**TASK INPUTS**
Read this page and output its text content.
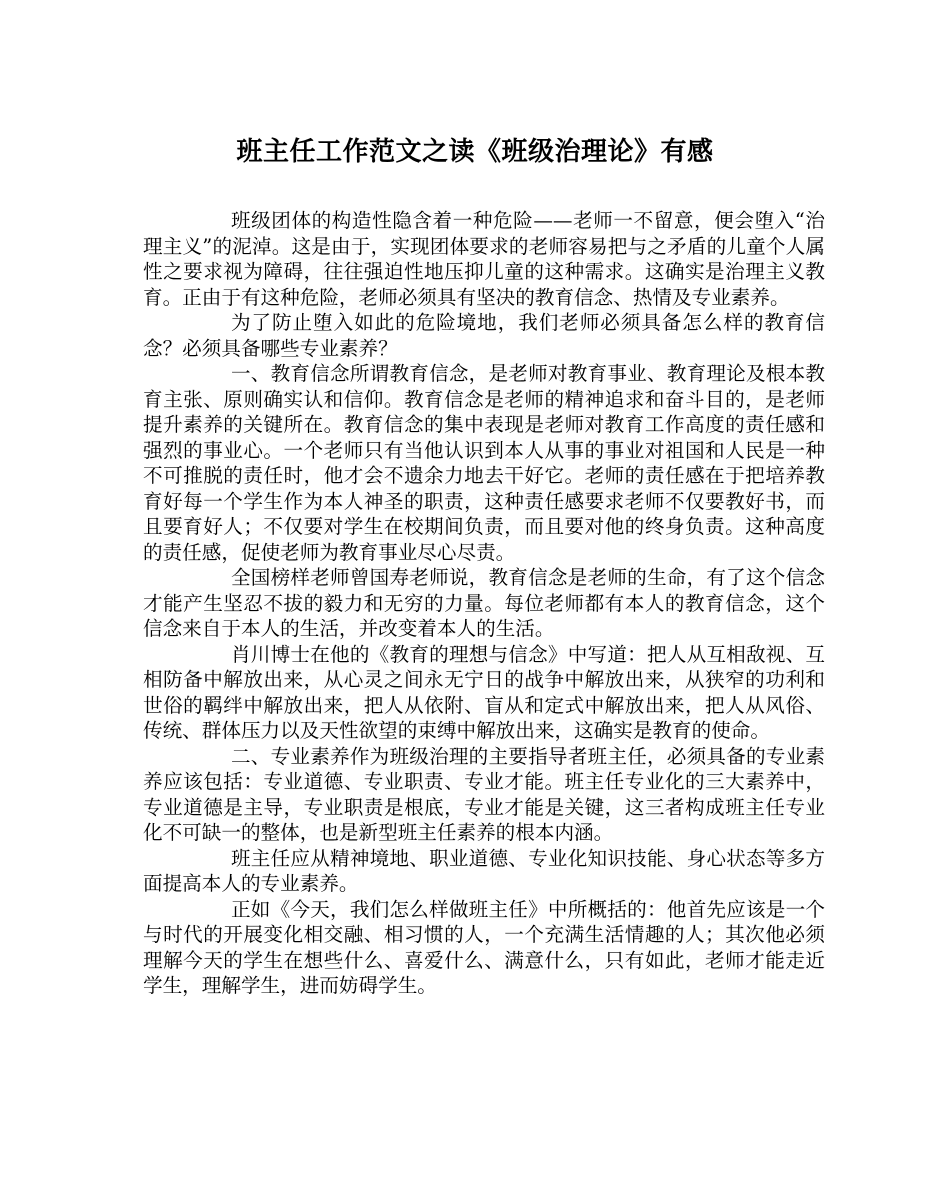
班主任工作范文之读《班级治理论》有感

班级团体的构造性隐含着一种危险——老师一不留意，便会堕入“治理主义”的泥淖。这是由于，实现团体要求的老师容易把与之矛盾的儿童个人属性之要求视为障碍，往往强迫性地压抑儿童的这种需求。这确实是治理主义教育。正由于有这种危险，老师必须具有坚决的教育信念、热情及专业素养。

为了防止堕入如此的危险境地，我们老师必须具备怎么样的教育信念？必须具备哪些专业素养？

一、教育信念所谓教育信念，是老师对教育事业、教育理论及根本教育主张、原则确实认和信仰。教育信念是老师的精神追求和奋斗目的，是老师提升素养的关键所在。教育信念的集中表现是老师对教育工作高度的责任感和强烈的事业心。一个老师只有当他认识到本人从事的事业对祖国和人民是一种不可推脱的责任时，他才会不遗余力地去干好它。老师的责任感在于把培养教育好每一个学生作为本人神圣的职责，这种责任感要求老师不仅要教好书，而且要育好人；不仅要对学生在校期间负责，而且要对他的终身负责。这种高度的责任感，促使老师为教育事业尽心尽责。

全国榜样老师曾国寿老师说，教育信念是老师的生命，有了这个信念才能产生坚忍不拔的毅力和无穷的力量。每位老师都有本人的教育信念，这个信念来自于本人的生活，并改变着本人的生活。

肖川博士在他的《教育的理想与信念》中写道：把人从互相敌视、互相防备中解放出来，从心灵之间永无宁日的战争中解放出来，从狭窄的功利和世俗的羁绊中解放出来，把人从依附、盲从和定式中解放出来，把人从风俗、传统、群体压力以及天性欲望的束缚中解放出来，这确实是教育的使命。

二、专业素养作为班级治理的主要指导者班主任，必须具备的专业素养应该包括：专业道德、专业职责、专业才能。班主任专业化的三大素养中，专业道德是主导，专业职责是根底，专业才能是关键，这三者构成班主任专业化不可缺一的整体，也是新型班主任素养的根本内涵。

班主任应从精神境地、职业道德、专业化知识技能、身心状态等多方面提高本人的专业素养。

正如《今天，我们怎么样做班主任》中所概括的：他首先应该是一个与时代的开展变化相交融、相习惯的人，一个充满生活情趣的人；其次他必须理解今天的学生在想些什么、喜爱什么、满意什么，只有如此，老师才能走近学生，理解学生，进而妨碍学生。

--

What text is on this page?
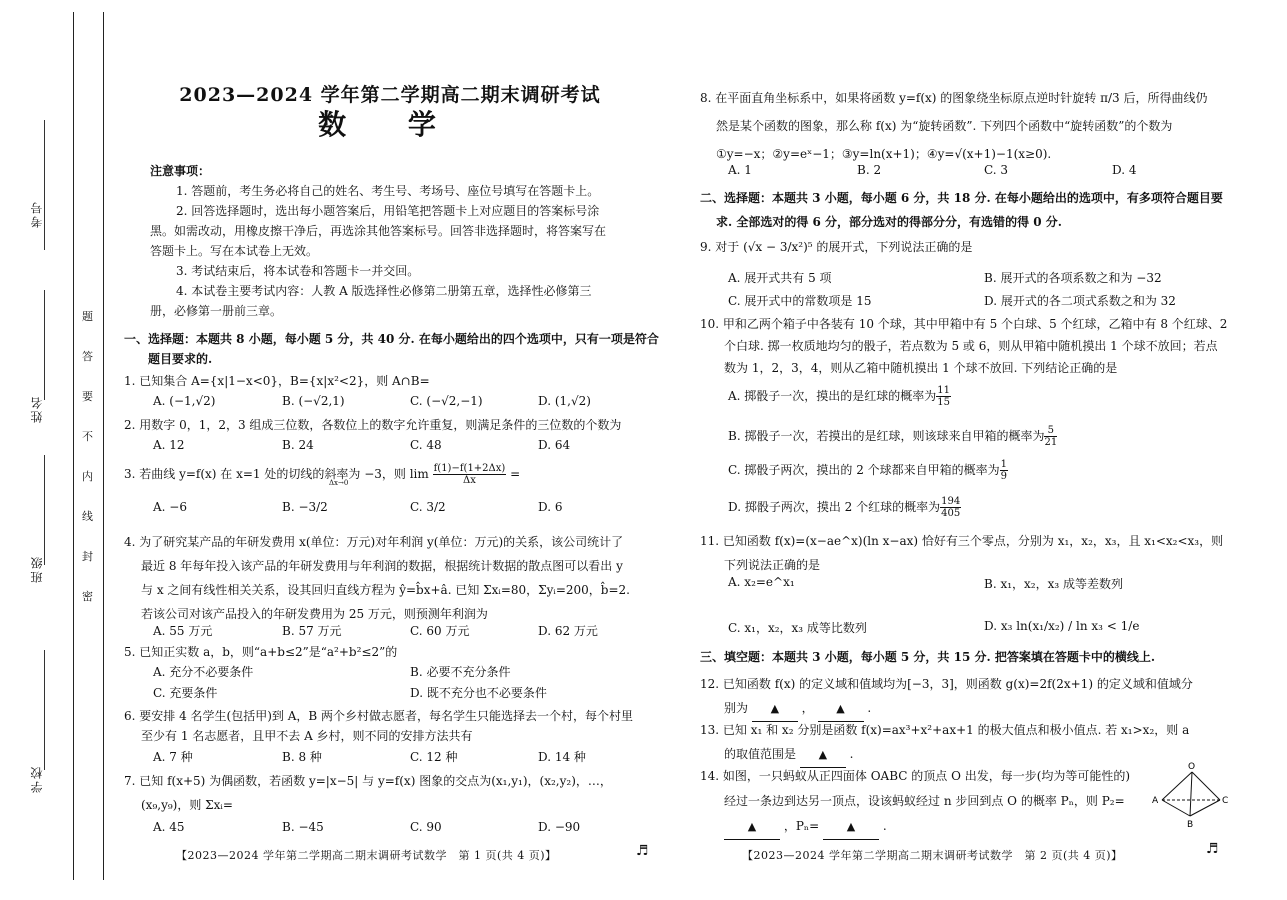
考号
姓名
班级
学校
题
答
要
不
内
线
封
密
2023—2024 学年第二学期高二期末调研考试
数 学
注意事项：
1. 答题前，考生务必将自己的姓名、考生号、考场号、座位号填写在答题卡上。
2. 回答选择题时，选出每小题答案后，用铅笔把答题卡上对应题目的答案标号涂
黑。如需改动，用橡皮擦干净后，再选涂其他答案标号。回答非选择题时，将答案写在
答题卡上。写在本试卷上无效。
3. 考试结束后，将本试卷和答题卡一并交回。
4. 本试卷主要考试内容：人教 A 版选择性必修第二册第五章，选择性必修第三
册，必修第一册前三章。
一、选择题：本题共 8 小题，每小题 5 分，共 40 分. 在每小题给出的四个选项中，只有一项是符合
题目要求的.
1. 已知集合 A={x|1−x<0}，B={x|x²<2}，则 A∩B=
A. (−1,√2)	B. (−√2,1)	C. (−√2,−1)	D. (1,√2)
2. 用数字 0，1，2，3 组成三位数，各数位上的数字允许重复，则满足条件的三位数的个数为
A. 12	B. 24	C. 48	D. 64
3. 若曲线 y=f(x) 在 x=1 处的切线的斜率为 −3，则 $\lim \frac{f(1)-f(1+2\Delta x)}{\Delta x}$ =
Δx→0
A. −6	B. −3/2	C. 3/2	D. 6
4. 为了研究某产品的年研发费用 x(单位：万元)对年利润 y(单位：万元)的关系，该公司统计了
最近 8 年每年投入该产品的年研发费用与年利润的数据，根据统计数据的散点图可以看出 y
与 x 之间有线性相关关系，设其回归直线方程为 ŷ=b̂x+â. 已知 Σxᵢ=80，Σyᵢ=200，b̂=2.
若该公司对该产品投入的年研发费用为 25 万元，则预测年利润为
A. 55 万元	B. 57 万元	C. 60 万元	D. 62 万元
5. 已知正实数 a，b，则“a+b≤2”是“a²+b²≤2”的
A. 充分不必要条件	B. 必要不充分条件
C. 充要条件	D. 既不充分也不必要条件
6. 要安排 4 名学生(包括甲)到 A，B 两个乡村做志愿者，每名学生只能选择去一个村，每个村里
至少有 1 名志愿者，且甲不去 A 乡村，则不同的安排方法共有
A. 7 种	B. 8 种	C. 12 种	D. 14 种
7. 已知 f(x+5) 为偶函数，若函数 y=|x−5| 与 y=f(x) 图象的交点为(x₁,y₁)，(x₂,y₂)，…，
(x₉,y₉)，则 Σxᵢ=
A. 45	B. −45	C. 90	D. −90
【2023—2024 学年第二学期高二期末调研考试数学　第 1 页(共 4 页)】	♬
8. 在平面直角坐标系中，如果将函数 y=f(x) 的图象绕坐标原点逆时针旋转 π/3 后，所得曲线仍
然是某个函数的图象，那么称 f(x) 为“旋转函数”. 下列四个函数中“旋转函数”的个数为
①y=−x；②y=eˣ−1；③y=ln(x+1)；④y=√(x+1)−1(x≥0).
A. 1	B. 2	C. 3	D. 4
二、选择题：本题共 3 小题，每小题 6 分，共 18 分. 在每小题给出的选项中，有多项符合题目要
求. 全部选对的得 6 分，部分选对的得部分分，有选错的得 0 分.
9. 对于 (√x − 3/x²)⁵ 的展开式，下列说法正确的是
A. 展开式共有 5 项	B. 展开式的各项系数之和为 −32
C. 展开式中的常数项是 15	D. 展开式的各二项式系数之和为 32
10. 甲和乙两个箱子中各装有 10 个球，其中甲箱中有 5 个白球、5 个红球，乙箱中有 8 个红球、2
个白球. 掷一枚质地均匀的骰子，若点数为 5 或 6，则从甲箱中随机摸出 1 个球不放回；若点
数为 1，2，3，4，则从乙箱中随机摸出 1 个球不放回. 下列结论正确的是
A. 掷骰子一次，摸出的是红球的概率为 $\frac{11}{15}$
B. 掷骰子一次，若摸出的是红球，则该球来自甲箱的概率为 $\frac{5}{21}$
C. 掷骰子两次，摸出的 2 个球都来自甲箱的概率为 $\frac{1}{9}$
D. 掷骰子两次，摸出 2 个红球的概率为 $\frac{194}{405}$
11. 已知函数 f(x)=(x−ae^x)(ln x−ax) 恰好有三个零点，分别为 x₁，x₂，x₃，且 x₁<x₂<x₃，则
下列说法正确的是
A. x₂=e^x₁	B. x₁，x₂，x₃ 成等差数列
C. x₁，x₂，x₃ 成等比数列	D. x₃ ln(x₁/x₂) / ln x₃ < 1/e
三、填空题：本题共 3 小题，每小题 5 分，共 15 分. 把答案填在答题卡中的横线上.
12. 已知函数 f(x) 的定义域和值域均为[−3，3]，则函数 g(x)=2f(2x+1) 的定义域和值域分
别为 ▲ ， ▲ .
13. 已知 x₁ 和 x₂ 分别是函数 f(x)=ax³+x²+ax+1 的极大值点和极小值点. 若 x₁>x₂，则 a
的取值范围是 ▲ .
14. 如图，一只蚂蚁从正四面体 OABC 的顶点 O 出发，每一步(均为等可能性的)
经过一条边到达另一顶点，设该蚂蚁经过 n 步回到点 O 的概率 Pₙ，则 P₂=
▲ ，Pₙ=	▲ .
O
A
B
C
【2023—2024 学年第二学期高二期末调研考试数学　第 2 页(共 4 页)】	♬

==

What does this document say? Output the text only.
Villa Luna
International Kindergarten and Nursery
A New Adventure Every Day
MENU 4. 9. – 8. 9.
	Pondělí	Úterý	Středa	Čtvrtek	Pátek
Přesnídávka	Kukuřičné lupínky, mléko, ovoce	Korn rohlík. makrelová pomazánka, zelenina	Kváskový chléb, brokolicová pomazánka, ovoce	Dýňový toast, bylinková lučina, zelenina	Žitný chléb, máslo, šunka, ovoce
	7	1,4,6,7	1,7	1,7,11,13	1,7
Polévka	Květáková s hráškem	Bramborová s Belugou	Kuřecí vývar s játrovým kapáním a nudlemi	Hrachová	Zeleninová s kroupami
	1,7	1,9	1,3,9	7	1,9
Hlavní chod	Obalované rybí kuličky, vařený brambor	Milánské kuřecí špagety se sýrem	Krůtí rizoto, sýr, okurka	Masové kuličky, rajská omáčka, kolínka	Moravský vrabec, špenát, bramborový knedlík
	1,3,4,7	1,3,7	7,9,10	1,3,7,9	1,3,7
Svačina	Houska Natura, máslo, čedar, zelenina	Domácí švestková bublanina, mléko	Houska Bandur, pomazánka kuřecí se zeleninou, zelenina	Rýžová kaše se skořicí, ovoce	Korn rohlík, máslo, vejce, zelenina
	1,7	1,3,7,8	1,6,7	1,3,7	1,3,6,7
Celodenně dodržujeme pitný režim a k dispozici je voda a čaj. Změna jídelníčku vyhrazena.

**GIVEN TASK**
Copy out all lines that carry the word "frac".

**RESULT OF THIS EXERCISE**
3. 若曲线 y=f(x) 在 x=1 处的切线的斜率为 −3，则 $\lim \frac{f(1)-f(1+2\Delta x)}{\Delta x}$ =
A. 掷骰子一次，摸出的是红球的概率为 $\frac{11}{15}$
B. 掷骰子一次，若摸出的是红球，则该球来自甲箱的概率为 $\frac{5}{21}$
C. 掷骰子两次，摸出的 2 个球都来自甲箱的概率为 $\frac{1}{9}$
D. 掷骰子两次，摸出 2 个红球的概率为 $\frac{194}{405}$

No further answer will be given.